Collected data entries:
<<<<
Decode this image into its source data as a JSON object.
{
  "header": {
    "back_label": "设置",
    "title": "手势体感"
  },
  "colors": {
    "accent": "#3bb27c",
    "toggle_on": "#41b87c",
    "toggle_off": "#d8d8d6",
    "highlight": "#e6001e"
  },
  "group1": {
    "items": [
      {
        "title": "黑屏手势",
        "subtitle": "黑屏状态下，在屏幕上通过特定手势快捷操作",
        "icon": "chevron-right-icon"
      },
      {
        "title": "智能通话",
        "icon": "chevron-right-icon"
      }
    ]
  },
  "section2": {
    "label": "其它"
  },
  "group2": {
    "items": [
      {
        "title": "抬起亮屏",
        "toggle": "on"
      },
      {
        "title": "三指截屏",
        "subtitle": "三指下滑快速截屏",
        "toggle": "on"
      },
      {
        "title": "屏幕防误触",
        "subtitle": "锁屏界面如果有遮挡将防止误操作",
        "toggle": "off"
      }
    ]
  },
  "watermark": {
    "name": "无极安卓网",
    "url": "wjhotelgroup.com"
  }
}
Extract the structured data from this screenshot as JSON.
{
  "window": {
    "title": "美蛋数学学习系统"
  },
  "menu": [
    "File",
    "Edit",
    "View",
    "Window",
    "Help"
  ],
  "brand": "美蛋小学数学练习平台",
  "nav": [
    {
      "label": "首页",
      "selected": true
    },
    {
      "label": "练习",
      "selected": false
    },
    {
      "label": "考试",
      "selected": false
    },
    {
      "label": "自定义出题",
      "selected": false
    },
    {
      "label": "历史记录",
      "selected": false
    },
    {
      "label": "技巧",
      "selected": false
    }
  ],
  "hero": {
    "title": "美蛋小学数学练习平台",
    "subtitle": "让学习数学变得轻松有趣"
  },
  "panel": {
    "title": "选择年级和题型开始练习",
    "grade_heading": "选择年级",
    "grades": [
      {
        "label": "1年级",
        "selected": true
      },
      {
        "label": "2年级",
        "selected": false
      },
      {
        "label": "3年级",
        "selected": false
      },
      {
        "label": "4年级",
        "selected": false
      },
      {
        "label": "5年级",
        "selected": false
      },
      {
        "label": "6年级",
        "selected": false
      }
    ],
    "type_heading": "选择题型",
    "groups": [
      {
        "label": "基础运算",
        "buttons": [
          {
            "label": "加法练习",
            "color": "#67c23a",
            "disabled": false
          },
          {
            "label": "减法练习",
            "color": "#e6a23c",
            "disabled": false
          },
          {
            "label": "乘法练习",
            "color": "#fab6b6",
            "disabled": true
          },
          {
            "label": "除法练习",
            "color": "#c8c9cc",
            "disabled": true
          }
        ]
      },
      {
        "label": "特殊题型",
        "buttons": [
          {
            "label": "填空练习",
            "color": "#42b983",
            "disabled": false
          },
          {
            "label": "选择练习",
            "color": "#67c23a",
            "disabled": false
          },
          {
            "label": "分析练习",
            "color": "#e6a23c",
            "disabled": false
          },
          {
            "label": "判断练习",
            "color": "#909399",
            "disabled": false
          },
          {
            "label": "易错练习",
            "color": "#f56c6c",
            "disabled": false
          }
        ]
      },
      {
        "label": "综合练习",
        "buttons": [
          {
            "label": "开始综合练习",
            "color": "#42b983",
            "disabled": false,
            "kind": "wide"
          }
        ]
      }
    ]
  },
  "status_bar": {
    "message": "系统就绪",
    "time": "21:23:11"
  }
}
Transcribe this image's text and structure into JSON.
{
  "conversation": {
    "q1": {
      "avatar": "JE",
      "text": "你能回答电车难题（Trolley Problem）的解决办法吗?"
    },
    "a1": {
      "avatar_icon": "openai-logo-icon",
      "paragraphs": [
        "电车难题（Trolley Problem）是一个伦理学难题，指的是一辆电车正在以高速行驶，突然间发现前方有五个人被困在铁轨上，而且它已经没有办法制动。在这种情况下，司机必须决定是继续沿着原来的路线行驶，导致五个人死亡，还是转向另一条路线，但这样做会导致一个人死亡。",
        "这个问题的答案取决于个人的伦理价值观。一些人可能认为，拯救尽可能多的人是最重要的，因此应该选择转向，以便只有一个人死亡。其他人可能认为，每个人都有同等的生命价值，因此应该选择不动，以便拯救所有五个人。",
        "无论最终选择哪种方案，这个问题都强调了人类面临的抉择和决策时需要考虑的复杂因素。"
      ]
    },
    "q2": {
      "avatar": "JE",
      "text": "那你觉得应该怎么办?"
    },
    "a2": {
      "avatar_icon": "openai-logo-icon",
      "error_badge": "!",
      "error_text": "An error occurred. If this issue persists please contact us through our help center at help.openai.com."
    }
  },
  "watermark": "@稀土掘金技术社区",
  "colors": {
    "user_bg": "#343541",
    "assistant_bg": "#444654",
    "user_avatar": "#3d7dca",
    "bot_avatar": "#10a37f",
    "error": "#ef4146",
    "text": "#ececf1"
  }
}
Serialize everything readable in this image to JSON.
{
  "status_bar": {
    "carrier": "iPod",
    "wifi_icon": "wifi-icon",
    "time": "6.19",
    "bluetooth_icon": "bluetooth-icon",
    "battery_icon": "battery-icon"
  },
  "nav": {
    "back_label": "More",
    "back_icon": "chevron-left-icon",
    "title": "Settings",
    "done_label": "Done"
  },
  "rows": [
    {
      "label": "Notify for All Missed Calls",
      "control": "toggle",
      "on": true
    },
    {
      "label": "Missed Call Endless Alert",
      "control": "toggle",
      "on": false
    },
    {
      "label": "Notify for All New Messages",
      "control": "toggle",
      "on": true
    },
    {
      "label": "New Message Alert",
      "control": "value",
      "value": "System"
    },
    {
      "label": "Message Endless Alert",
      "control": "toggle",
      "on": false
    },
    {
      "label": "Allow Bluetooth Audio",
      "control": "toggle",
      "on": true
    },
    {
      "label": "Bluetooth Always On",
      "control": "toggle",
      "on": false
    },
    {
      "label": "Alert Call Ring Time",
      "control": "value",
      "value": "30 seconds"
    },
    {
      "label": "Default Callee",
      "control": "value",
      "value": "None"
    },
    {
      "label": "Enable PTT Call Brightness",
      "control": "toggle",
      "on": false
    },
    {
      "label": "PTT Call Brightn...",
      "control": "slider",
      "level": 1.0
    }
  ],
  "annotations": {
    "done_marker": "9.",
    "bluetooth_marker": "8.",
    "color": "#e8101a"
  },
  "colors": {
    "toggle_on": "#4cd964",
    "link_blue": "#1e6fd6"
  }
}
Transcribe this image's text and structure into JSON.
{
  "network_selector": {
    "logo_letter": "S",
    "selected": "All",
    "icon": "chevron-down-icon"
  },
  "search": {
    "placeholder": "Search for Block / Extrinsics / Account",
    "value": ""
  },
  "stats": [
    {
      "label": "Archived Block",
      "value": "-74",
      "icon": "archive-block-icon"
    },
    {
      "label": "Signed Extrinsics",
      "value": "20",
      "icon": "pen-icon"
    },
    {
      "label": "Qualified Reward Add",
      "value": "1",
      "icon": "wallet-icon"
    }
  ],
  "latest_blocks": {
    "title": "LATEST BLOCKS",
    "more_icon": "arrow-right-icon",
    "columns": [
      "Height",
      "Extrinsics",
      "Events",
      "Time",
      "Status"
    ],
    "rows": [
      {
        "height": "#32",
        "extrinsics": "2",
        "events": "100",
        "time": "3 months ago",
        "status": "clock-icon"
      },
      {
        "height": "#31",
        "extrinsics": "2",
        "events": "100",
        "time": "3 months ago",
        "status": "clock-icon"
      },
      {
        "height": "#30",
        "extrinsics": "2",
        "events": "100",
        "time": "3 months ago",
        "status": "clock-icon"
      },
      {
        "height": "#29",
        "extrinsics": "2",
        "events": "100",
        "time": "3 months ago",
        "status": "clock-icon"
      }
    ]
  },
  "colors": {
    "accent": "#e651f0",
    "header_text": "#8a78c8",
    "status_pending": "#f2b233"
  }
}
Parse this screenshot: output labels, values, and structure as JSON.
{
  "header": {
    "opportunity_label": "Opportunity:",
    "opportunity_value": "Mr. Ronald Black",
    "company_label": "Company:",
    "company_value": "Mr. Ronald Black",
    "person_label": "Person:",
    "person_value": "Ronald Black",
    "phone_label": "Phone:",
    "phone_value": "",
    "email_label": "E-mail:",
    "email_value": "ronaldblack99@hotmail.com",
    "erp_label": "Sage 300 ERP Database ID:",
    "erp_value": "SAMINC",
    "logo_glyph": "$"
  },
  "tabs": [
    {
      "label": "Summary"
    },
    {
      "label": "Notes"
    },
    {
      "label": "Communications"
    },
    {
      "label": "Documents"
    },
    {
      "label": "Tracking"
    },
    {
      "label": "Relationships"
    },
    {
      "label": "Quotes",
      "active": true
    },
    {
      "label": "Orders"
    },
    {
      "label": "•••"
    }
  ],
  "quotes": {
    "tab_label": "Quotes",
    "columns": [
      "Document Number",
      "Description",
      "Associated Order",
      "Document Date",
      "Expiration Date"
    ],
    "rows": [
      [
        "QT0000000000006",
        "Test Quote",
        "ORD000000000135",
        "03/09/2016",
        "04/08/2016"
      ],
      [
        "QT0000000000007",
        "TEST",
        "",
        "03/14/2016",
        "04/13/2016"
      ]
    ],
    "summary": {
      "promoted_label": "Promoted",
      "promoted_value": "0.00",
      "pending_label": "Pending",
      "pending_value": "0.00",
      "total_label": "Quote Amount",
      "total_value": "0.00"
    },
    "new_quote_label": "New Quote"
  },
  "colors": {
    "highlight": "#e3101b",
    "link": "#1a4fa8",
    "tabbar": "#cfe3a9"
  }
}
>>>>
■ **Your objective**: Count each line where the string "美蛋小学数学练习平台" occurs, and write only the number.

■ **The completed task**: 2